** start of WORKING DATA **

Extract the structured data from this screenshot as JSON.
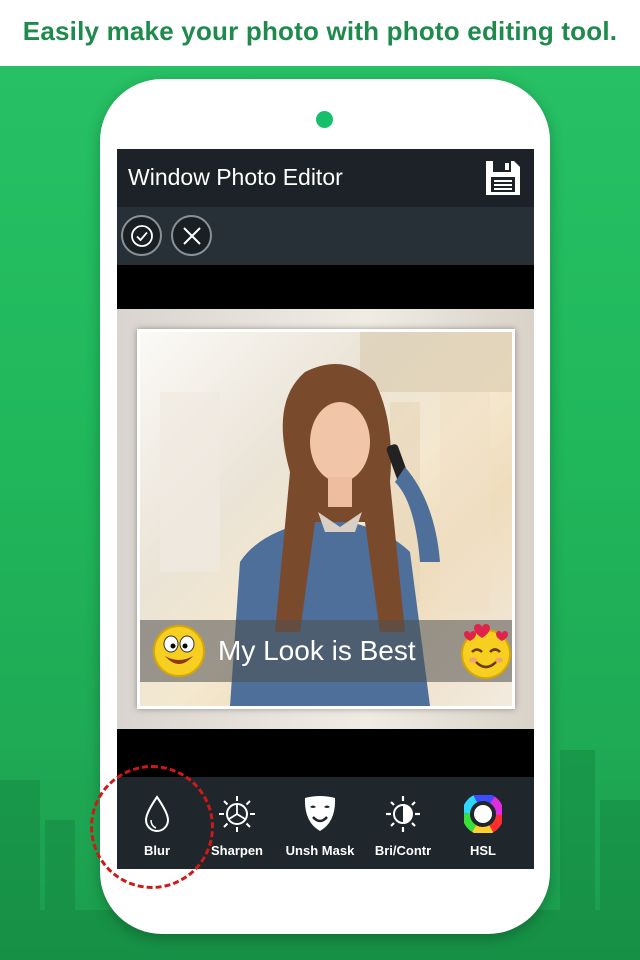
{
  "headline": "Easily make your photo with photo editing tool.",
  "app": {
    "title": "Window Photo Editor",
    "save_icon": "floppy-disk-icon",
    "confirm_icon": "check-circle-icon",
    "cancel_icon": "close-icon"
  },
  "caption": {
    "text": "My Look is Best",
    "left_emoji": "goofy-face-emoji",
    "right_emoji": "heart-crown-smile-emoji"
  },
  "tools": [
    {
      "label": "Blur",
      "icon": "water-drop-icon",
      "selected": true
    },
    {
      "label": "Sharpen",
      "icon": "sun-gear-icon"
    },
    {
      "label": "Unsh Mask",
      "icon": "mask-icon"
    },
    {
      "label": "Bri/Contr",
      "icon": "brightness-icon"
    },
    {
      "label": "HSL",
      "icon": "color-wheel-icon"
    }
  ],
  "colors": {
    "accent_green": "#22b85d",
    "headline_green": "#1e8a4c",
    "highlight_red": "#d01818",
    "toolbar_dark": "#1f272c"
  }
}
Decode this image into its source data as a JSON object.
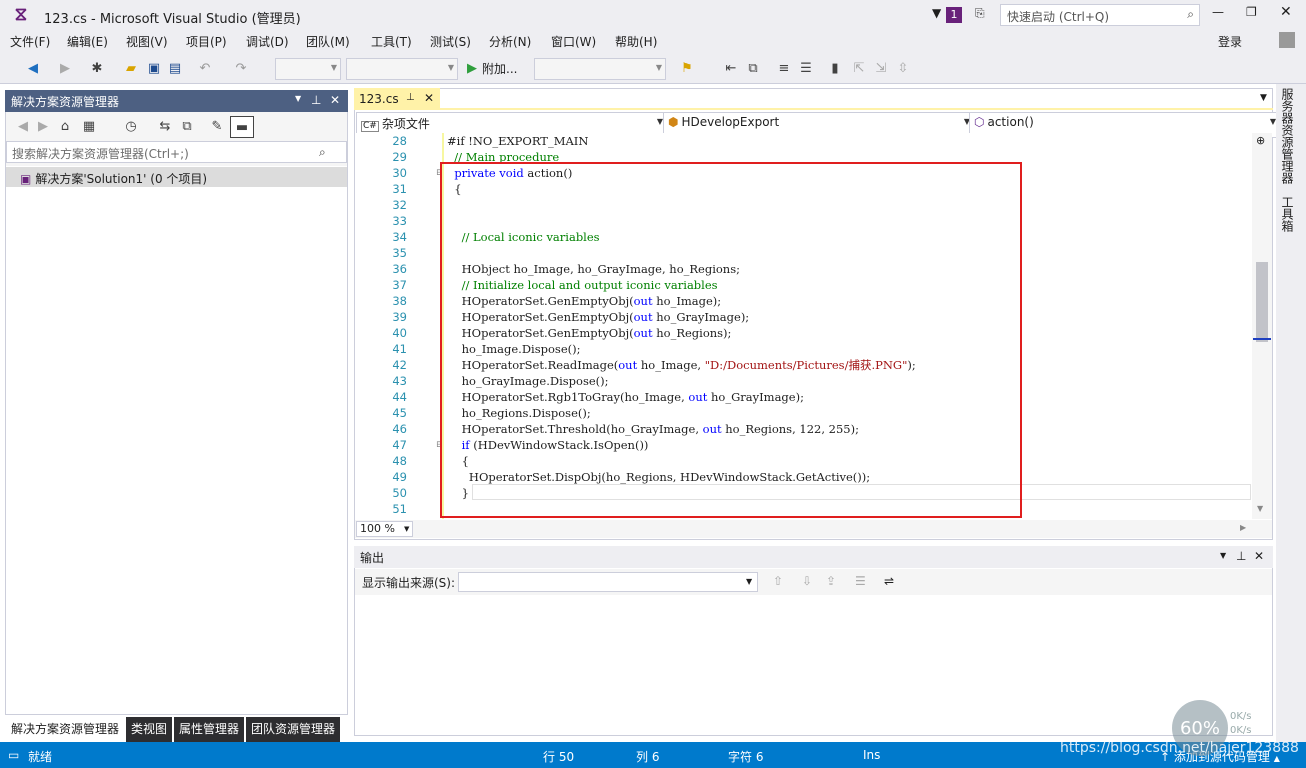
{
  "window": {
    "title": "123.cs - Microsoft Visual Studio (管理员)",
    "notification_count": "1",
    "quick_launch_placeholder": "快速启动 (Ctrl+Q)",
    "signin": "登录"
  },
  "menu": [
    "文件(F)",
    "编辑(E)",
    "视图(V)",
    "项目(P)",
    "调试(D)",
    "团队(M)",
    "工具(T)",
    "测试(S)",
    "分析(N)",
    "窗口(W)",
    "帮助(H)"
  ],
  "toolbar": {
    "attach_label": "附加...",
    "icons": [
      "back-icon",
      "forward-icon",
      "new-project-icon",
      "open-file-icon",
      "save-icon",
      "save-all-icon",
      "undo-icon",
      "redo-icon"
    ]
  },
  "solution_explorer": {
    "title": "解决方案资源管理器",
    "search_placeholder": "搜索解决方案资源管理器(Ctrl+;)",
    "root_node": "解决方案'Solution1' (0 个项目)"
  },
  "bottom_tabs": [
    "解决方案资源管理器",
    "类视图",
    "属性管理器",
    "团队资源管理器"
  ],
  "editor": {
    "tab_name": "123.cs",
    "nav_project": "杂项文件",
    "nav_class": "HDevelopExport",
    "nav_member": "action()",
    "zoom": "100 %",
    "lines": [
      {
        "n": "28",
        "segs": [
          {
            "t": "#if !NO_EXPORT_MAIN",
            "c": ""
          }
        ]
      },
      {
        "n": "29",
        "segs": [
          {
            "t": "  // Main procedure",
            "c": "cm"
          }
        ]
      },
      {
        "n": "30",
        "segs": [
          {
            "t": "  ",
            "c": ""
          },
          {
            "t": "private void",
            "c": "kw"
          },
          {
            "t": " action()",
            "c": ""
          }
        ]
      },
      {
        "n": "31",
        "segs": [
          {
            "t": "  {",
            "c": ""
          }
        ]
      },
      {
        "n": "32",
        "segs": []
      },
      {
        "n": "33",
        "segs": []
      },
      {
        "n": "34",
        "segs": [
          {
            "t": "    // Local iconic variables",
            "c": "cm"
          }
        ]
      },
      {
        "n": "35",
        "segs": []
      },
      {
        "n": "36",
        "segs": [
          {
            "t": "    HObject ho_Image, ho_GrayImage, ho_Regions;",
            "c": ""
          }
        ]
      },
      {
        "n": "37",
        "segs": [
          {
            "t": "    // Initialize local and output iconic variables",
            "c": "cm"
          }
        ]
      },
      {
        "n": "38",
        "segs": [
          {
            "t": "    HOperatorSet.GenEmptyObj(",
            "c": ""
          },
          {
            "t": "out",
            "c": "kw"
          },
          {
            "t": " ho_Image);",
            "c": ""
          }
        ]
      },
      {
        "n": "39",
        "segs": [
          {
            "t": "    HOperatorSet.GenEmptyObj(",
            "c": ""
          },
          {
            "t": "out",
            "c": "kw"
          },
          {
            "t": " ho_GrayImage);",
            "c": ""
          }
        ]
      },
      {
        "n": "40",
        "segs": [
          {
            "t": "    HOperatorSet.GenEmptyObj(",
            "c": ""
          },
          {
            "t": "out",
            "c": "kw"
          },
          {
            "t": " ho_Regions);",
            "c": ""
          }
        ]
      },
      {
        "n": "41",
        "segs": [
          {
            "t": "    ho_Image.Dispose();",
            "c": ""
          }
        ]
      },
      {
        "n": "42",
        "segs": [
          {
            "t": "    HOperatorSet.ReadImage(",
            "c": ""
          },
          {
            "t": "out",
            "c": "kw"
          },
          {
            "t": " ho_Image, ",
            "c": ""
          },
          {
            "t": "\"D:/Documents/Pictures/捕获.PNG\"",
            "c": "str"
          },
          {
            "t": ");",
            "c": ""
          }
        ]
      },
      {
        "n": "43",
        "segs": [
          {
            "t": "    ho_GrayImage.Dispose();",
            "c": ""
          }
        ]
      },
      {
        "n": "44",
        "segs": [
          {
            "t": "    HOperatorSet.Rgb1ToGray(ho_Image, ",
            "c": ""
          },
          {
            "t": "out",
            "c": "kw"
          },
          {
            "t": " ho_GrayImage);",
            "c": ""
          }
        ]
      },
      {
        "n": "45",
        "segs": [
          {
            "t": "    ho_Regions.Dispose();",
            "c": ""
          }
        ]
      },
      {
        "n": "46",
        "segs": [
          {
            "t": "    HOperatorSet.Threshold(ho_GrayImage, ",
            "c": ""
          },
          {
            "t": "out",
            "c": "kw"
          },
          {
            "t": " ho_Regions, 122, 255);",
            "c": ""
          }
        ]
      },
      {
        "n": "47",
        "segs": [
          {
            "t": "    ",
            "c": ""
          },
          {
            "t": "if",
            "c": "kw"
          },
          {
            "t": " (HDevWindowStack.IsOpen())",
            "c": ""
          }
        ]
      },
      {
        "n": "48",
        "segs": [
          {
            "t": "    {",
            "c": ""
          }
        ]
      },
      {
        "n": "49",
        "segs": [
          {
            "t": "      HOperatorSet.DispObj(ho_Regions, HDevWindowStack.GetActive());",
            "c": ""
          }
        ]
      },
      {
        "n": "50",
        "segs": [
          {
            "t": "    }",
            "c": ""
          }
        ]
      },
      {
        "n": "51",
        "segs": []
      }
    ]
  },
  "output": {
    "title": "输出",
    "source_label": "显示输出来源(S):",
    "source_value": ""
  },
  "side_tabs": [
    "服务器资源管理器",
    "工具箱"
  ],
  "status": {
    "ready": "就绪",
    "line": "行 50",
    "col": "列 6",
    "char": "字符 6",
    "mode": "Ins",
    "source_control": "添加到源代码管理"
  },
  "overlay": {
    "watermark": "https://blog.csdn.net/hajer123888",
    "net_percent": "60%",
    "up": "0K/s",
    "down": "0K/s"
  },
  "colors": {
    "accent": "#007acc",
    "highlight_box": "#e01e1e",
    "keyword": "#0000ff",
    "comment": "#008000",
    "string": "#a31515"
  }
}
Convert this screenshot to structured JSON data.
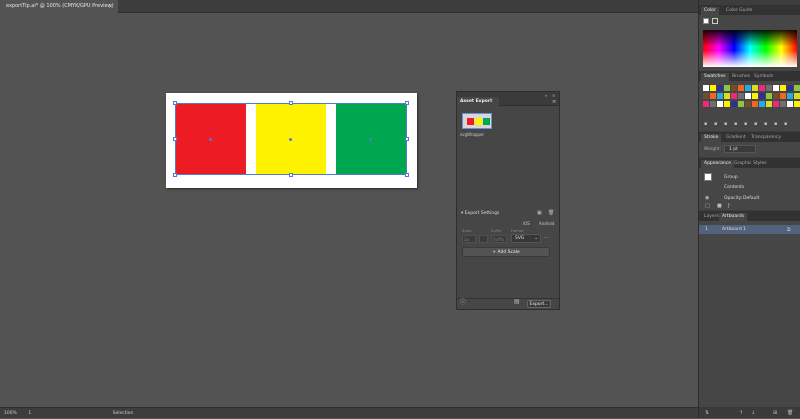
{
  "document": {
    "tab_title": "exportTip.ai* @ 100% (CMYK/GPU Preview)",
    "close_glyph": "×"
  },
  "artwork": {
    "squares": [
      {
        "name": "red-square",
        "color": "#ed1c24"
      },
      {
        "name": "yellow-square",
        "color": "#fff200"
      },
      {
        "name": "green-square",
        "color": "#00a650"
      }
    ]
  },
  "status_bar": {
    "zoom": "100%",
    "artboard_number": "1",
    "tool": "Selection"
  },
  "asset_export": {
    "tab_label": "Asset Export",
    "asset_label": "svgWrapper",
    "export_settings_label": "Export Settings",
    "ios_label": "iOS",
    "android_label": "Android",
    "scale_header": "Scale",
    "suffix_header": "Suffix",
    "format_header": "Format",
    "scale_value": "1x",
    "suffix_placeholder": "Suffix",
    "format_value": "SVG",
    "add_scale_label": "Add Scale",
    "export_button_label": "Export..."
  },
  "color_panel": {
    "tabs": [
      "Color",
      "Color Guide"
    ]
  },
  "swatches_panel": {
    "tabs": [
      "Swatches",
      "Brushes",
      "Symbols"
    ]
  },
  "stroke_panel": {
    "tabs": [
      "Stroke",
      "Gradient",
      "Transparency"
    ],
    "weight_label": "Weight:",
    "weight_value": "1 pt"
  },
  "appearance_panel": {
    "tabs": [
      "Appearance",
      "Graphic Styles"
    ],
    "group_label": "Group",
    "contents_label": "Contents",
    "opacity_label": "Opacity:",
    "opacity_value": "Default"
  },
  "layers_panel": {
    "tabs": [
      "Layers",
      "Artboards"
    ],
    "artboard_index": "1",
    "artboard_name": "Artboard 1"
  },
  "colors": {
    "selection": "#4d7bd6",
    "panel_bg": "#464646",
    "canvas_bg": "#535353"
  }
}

** end of WORKING DATA **

[WHAT TO DO]
Copy all lines of the listing above that contain the string "iconic".

[SOLUTION TO THE EXERCISE]
            "t": "    // Local iconic variables",
            "t": "    // Initialize local and output iconic variables",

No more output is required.